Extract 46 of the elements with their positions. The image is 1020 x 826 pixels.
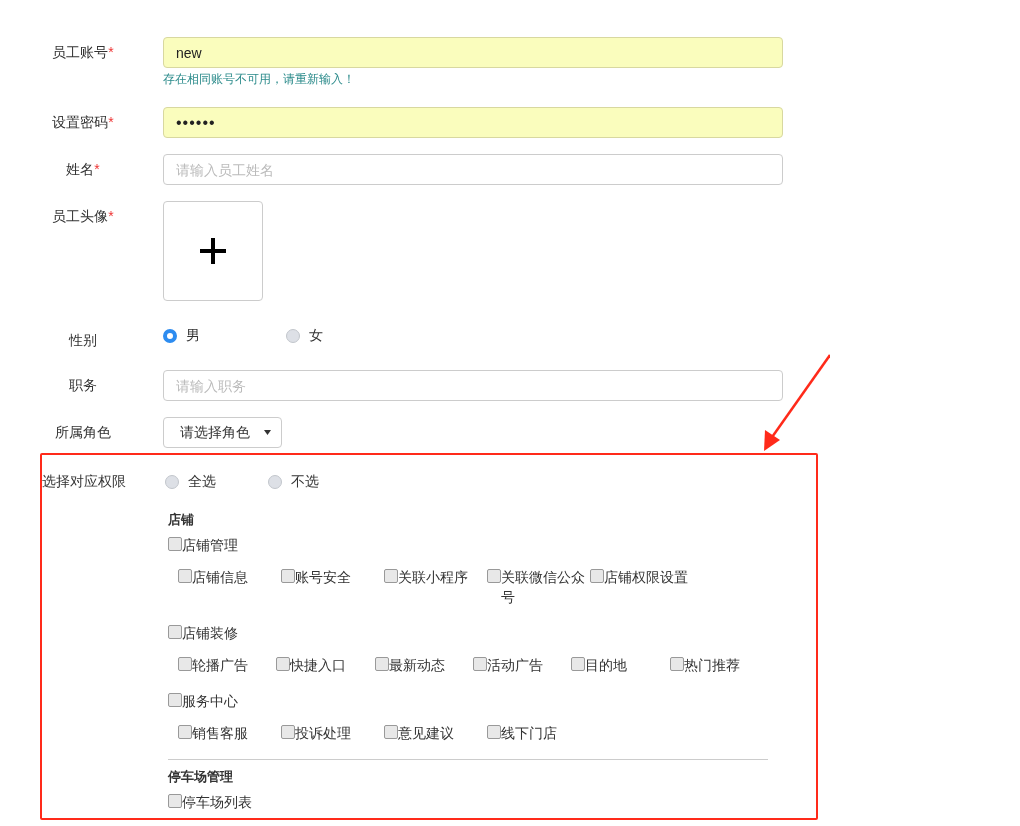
permission-checkbox[interactable]: 线下门店 bbox=[487, 723, 590, 743]
radio-option[interactable]: 不选 bbox=[268, 473, 371, 491]
avatar-upload-button[interactable] bbox=[163, 201, 263, 301]
field-label: 设置密码 bbox=[52, 114, 109, 130]
permission-checkbox[interactable]: 投诉处理 bbox=[281, 723, 384, 743]
field-label: 所属角色 bbox=[55, 424, 111, 440]
permission-checkbox[interactable]: 热门推荐 bbox=[669, 655, 768, 675]
module-checkbox[interactable]: 停车场列表 bbox=[168, 792, 252, 812]
required-mark: * bbox=[108, 44, 114, 60]
field-label: 职务 bbox=[69, 377, 97, 393]
permission-checkbox[interactable]: 销售客服 bbox=[178, 723, 281, 743]
group-title: 停车场管理 bbox=[168, 768, 234, 786]
caret-icon bbox=[264, 430, 271, 435]
module-checkbox[interactable]: 店铺装修 bbox=[168, 623, 238, 643]
permission-checkbox[interactable]: 目的地 bbox=[571, 655, 670, 675]
permission-checkbox[interactable]: 账号安全 bbox=[281, 567, 384, 607]
permission-checkbox[interactable]: 店铺权限设置 bbox=[590, 567, 693, 607]
permission-checkbox[interactable]: 最新动态 bbox=[374, 655, 473, 675]
field-label: 员工账号 bbox=[52, 44, 109, 60]
module-checkbox[interactable]: 店铺管理 bbox=[168, 535, 238, 555]
radio-option[interactable]: 男 bbox=[163, 327, 286, 345]
permission-checkbox[interactable]: 意见建议 bbox=[384, 723, 487, 743]
field-label: 选择对应权限 bbox=[42, 473, 126, 489]
radio-option[interactable]: 全选 bbox=[165, 473, 268, 491]
role-dropdown[interactable]: 请选择角色 bbox=[163, 417, 282, 448]
permission-checkbox[interactable]: 轮播广告 bbox=[178, 655, 277, 675]
field-label: 员工头像 bbox=[52, 208, 109, 224]
permission-checkbox[interactable]: 关联微信公众号 bbox=[487, 567, 590, 607]
required-mark: * bbox=[108, 114, 114, 130]
field-label: 姓名 bbox=[66, 161, 95, 177]
permission-checkbox[interactable]: 活动广告 bbox=[473, 655, 572, 675]
error-hint: 存在相同账号不可用，请重新输入！ bbox=[163, 71, 356, 88]
position-input[interactable]: 请输入职务 bbox=[163, 370, 783, 401]
permission-checkbox[interactable]: 关联小程序 bbox=[384, 567, 487, 607]
required-mark: * bbox=[94, 161, 100, 177]
account-input[interactable]: new bbox=[163, 37, 783, 68]
name-input[interactable]: 请输入员工姓名 bbox=[163, 154, 783, 185]
radio-option[interactable]: 女 bbox=[286, 327, 409, 345]
required-mark: * bbox=[108, 208, 114, 224]
permission-checkbox[interactable]: 店铺信息 bbox=[178, 567, 281, 607]
field-label: 性别 bbox=[69, 332, 97, 348]
permission-checkbox[interactable]: 快捷入口 bbox=[276, 655, 375, 675]
plus-icon bbox=[200, 238, 226, 264]
password-input[interactable]: •••••• bbox=[163, 107, 783, 138]
group-title: 店铺 bbox=[168, 511, 195, 529]
module-checkbox[interactable]: 服务中心 bbox=[168, 691, 238, 711]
........
Set problem:
Render every line of the entries above as a numbered list, omitting blank lines and leaving out the pictures.

Answer to this problem:
1. Extract 46 of the elements with their positions. The image is 1020 x 826 pixels.
2. permission-checkbox[interactable]: 线下门店 bbox=[487, 723, 590, 743]
3. radio-option[interactable]: 不选 bbox=[268, 473, 371, 491]
4. avatar-upload-button[interactable] bbox=[163, 201, 263, 301]
5. field-label: 设置密码 bbox=[52, 114, 109, 130]
6. permission-checkbox[interactable]: 投诉处理 bbox=[281, 723, 384, 743]
7. field-label: 所属角色 bbox=[55, 424, 111, 440]
8. permission-checkbox[interactable]: 热门推荐 bbox=[669, 655, 768, 675]
9. module-checkbox[interactable]: 停车场列表 bbox=[168, 792, 252, 812]
10. required-mark: * bbox=[108, 44, 114, 60]
11. field-label: 职务 bbox=[69, 377, 97, 393]
12. permission-checkbox[interactable]: 销售客服 bbox=[178, 723, 281, 743]
13. group-title: 停车场管理 bbox=[168, 768, 234, 786]
14. caret-icon bbox=[264, 430, 271, 435]
15. module-checkbox[interactable]: 店铺装修 bbox=[168, 623, 238, 643]
16. permission-checkbox[interactable]: 目的地 bbox=[571, 655, 670, 675]
17. permission-checkbox[interactable]: 账号安全 bbox=[281, 567, 384, 607]
18. permission-checkbox[interactable]: 店铺权限设置 bbox=[590, 567, 693, 607]
19. permission-checkbox[interactable]: 最新动态 bbox=[374, 655, 473, 675]
20. field-label: 员工账号 bbox=[52, 44, 109, 60]
21. module-checkbox[interactable]: 店铺管理 bbox=[168, 535, 238, 555]
22. radio-option[interactable]: 男 bbox=[163, 327, 286, 345]
23. permission-checkbox[interactable]: 意见建议 bbox=[384, 723, 487, 743]
24. field-label: 选择对应权限 bbox=[42, 473, 126, 489]
25. radio-option[interactable]: 全选 bbox=[165, 473, 268, 491]
26. role-dropdown[interactable]: 请选择角色 bbox=[163, 417, 282, 448]
27. permission-checkbox[interactable]: 轮播广告 bbox=[178, 655, 277, 675]
28. field-label: 员工头像 bbox=[52, 208, 109, 224]
29. permission-checkbox[interactable]: 关联微信公众号 bbox=[487, 567, 590, 607]
30. required-mark: * bbox=[108, 114, 114, 130]
31. field-label: 姓名 bbox=[66, 161, 95, 177]
32. permission-checkbox[interactable]: 活动广告 bbox=[473, 655, 572, 675]
33. error-hint: 存在相同账号不可用，请重新输入！ bbox=[163, 71, 356, 88]
34. position-input[interactable]: 请输入职务 bbox=[163, 370, 783, 401]
35. permission-checkbox[interactable]: 关联小程序 bbox=[384, 567, 487, 607]
36. required-mark: * bbox=[94, 161, 100, 177]
37. account-input[interactable]: new bbox=[163, 37, 783, 68]
38. name-input[interactable]: 请输入员工姓名 bbox=[163, 154, 783, 185]
39. radio-option[interactable]: 女 bbox=[286, 327, 409, 345]
40. required-mark: * bbox=[108, 208, 114, 224]
41. permission-checkbox[interactable]: 店铺信息 bbox=[178, 567, 281, 607]
42. field-label: 性别 bbox=[69, 332, 97, 348]
43. permission-checkbox[interactable]: 快捷入口 bbox=[276, 655, 375, 675]
44. plus-icon bbox=[200, 238, 226, 264]
45. password-input[interactable]: •••••• bbox=[163, 107, 783, 138]
46. group-title: 店铺 bbox=[168, 511, 195, 529]
47. module-checkbox[interactable]: 服务中心 bbox=[168, 691, 238, 711]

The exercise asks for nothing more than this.